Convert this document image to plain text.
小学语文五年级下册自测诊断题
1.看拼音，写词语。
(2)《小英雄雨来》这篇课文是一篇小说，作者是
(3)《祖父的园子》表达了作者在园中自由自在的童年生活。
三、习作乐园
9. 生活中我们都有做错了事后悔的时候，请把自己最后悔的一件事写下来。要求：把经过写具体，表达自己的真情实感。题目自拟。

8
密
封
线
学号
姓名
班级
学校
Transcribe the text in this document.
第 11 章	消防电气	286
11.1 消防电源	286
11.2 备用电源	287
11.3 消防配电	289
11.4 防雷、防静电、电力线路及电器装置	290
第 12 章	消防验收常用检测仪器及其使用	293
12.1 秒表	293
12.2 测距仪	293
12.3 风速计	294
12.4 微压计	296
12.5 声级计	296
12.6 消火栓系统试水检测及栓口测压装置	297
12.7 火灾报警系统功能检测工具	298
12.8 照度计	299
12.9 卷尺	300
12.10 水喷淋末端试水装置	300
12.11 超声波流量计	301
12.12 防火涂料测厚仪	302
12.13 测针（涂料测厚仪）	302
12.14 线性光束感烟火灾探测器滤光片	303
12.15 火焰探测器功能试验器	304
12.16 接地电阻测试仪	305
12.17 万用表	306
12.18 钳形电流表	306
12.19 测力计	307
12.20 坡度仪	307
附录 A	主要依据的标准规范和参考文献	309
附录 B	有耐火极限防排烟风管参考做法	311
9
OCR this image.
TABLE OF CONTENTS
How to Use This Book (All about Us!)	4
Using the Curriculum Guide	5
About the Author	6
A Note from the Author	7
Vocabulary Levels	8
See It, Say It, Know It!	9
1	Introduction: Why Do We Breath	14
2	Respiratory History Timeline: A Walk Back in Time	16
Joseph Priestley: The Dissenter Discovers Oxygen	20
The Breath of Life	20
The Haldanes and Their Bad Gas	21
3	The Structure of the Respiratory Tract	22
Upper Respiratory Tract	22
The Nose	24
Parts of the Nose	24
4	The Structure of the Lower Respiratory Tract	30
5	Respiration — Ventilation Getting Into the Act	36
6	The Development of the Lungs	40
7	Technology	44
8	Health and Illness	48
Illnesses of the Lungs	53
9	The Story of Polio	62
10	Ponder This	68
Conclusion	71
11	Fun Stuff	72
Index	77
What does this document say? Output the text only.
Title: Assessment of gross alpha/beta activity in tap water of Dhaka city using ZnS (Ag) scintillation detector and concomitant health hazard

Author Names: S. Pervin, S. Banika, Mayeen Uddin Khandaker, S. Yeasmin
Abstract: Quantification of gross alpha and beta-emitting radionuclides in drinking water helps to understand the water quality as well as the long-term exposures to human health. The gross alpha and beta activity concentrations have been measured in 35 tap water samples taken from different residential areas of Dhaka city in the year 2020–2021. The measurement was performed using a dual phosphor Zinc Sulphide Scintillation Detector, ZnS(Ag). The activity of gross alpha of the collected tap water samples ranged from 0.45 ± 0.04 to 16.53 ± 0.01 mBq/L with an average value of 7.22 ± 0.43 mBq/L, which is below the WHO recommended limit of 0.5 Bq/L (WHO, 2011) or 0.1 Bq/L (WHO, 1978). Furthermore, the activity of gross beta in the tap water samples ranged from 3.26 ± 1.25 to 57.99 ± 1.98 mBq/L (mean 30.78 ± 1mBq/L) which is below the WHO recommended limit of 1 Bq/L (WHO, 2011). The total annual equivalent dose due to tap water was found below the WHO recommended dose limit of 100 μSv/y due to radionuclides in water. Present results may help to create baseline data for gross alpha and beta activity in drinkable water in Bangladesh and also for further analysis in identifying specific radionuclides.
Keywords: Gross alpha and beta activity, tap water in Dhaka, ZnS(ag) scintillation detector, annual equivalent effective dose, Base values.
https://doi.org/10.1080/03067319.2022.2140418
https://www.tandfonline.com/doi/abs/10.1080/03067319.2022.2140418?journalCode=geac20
☆ ☆ ☆ ☆
EXERCISE REQUIREMENTS —
Write the material out exactly, with nothing left out.

EXERCISE ANSWER —
Convert this document image to plain text.
小学语文五年级下册自测诊断题
1.看拼音，写词语。
(2)《小英雄雨来》这篇课文是一篇小说，作者是
(3)《祖父的园子》表达了作者在园中自由自在的童年生活。
三、习作乐园
9. 生活中我们都有做错了事后悔的时候，请把自己最后悔的一件事写下来。要求：把经过写具体，表达自己的真情实感。题目自拟。

8
密
封
线
学号
姓名
班级
学校
Transcribe the text in this document.
第 11 章	消防电气	286
11.1 消防电源	286
11.2 备用电源	287
11.3 消防配电	289
11.4 防雷、防静电、电力线路及电器装置	290
第 12 章	消防验收常用检测仪器及其使用	293
12.1 秒表	293
12.2 测距仪	293
12.3 风速计	294
12.4 微压计	296
12.5 声级计	296
12.6 消火栓系统试水检测及栓口测压装置	297
12.7 火灾报警系统功能检测工具	298
12.8 照度计	299
12.9 卷尺	300
12.10 水喷淋末端试水装置	300
12.11 超声波流量计	301
12.12 防火涂料测厚仪	302
12.13 测针（涂料测厚仪）	302
12.14 线性光束感烟火灾探测器滤光片	303
12.15 火焰探测器功能试验器	304
12.16 接地电阻测试仪	305
12.17 万用表	306
12.18 钳形电流表	306
12.19 测力计	307
12.20 坡度仪	307
附录 A	主要依据的标准规范和参考文献	309
附录 B	有耐火极限防排烟风管参考做法	311
9
OCR this image.
TABLE OF CONTENTS
How to Use This Book (All about Us!)	4
Using the Curriculum Guide	5
About the Author	6
A Note from the Author	7
Vocabulary Levels	8
See It, Say It, Know It!	9
1	Introduction: Why Do We Breath	14
2	Respiratory History Timeline: A Walk Back in Time	16
Joseph Priestley: The Dissenter Discovers Oxygen	20
The Breath of Life	20
The Haldanes and Their Bad Gas	21
3	The Structure of the Respiratory Tract	22
Upper Respiratory Tract	22
The Nose	24
Parts of the Nose	24
4	The Structure of the Lower Respiratory Tract	30
5	Respiration — Ventilation Getting Into the Act	36
6	The Development of the Lungs	40
7	Technology	44
8	Health and Illness	48
Illnesses of the Lungs	53
9	The Story of Polio	62
10	Ponder This	68
Conclusion	71
11	Fun Stuff	72
Index	77
What does this document say? Output the text only.
Title: Assessment of gross alpha/beta activity in tap water of Dhaka city using ZnS (Ag) scintillation detector and concomitant health hazard

Author Names: S. Pervin, S. Banika, Mayeen Uddin Khandaker, S. Yeasmin
Abstract: Quantification of gross alpha and beta-emitting radionuclides in drinking water helps to understand the water quality as well as the long-term exposures to human health. The gross alpha and beta activity concentrations have been measured in 35 tap water samples taken from different residential areas of Dhaka city in the year 2020–2021. The measurement was performed using a dual phosphor Zinc Sulphide Scintillation Detector, ZnS(Ag). The activity of gross alpha of the collected tap water samples ranged from 0.45 ± 0.04 to 16.53 ± 0.01 mBq/L with an average value of 7.22 ± 0.43 mBq/L, which is below the WHO recommended limit of 0.5 Bq/L (WHO, 2011) or 0.1 Bq/L (WHO, 1978). Furthermore, the activity of gross beta in the tap water samples ranged from 3.26 ± 1.25 to 57.99 ± 1.98 mBq/L (mean 30.78 ± 1mBq/L) which is below the WHO recommended limit of 1 Bq/L (WHO, 2011). The total annual equivalent dose due to tap water was found below the WHO recommended dose limit of 100 μSv/y due to radionuclides in water. Present results may help to create baseline data for gross alpha and beta activity in drinkable water in Bangladesh and also for further analysis in identifying specific radionuclides.
Keywords: Gross alpha and beta activity, tap water in Dhaka, ZnS(ag) scintillation detector, annual equivalent effective dose, Base values.
https://doi.org/10.1080/03067319.2022.2140418
https://www.tandfonline.com/doi/abs/10.1080/03067319.2022.2140418?journalCode=geac20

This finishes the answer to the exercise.